Data entries
::::::

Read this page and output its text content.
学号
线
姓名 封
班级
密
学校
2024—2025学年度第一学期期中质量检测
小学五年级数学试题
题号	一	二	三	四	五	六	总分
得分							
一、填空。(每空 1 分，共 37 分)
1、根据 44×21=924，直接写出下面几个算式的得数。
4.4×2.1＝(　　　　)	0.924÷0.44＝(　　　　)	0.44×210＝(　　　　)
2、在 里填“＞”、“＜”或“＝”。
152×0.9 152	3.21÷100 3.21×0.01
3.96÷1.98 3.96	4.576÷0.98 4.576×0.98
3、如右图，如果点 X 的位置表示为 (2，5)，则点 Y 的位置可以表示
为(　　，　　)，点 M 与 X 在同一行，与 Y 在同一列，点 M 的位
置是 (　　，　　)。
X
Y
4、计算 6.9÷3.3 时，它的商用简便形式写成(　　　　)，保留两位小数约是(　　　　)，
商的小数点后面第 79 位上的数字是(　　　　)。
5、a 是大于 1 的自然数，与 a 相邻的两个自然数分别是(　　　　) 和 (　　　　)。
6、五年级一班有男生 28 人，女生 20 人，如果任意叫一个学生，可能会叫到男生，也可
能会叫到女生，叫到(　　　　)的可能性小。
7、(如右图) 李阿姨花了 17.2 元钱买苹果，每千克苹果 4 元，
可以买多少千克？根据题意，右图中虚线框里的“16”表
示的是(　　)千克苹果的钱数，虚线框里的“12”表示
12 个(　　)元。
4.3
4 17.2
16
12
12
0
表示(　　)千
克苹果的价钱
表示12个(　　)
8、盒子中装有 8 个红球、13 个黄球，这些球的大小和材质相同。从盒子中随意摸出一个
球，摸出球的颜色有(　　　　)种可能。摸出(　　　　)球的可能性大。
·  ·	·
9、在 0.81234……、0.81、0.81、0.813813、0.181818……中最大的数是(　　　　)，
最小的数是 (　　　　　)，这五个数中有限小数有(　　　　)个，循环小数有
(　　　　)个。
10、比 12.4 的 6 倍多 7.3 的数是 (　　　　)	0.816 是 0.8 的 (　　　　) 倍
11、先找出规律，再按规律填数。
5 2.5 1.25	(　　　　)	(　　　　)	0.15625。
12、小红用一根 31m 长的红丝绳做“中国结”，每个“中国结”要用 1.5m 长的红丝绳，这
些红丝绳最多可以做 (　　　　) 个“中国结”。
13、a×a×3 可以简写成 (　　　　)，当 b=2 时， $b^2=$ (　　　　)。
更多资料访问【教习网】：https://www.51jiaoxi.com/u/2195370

::::::

Task details
Extract every line above exactly as it stands.

Finished task
Read this page and output its text content.
学号
线
姓名 封
班级
密
学校
2024—2025学年度第一学期期中质量检测
小学五年级数学试题
题号	一	二	三	四	五	六	总分
得分							
一、填空。(每空 1 分，共 37 分)
1、根据 44×21=924，直接写出下面几个算式的得数。
4.4×2.1＝(　　　　)	0.924÷0.44＝(　　　　)	0.44×210＝(　　　　)
2、在 里填“＞”、“＜”或“＝”。
152×0.9 152	3.21÷100 3.21×0.01
3.96÷1.98 3.96	4.576÷0.98 4.576×0.98
3、如右图，如果点 X 的位置表示为 (2，5)，则点 Y 的位置可以表示
为(　　，　　)，点 M 与 X 在同一行，与 Y 在同一列，点 M 的位
置是 (　　，　　)。
X
Y
4、计算 6.9÷3.3 时，它的商用简便形式写成(　　　　)，保留两位小数约是(　　　　)，
商的小数点后面第 79 位上的数字是(　　　　)。
5、a 是大于 1 的自然数，与 a 相邻的两个自然数分别是(　　　　) 和 (　　　　)。
6、五年级一班有男生 28 人，女生 20 人，如果任意叫一个学生，可能会叫到男生，也可
能会叫到女生，叫到(　　　　)的可能性小。
7、(如右图) 李阿姨花了 17.2 元钱买苹果，每千克苹果 4 元，
可以买多少千克？根据题意，右图中虚线框里的“16”表
示的是(　　)千克苹果的钱数，虚线框里的“12”表示
12 个(　　)元。
4.3
4 17.2
16
12
12
0
表示(　　)千
克苹果的价钱
表示12个(　　)
8、盒子中装有 8 个红球、13 个黄球，这些球的大小和材质相同。从盒子中随意摸出一个
球，摸出球的颜色有(　　　　)种可能。摸出(　　　　)球的可能性大。
·  ·	·
9、在 0.81234……、0.81、0.81、0.813813、0.181818……中最大的数是(　　　　)，
最小的数是 (　　　　　)，这五个数中有限小数有(　　　　)个，循环小数有
(　　　　)个。
10、比 12.4 的 6 倍多 7.3 的数是 (　　　　)	0.816 是 0.8 的 (　　　　) 倍
11、先找出规律，再按规律填数。
5 2.5 1.25	(　　　　)	(　　　　)	0.15625。
12、小红用一根 31m 长的红丝绳做“中国结”，每个“中国结”要用 1.5m 长的红丝绳，这
些红丝绳最多可以做 (　　　　) 个“中国结”。
13、a×a×3 可以简写成 (　　　　)，当 b=2 时， $b^2=$ (　　　　)。
更多资料访问【教习网】：https://www.51jiaoxi.com/u/2195370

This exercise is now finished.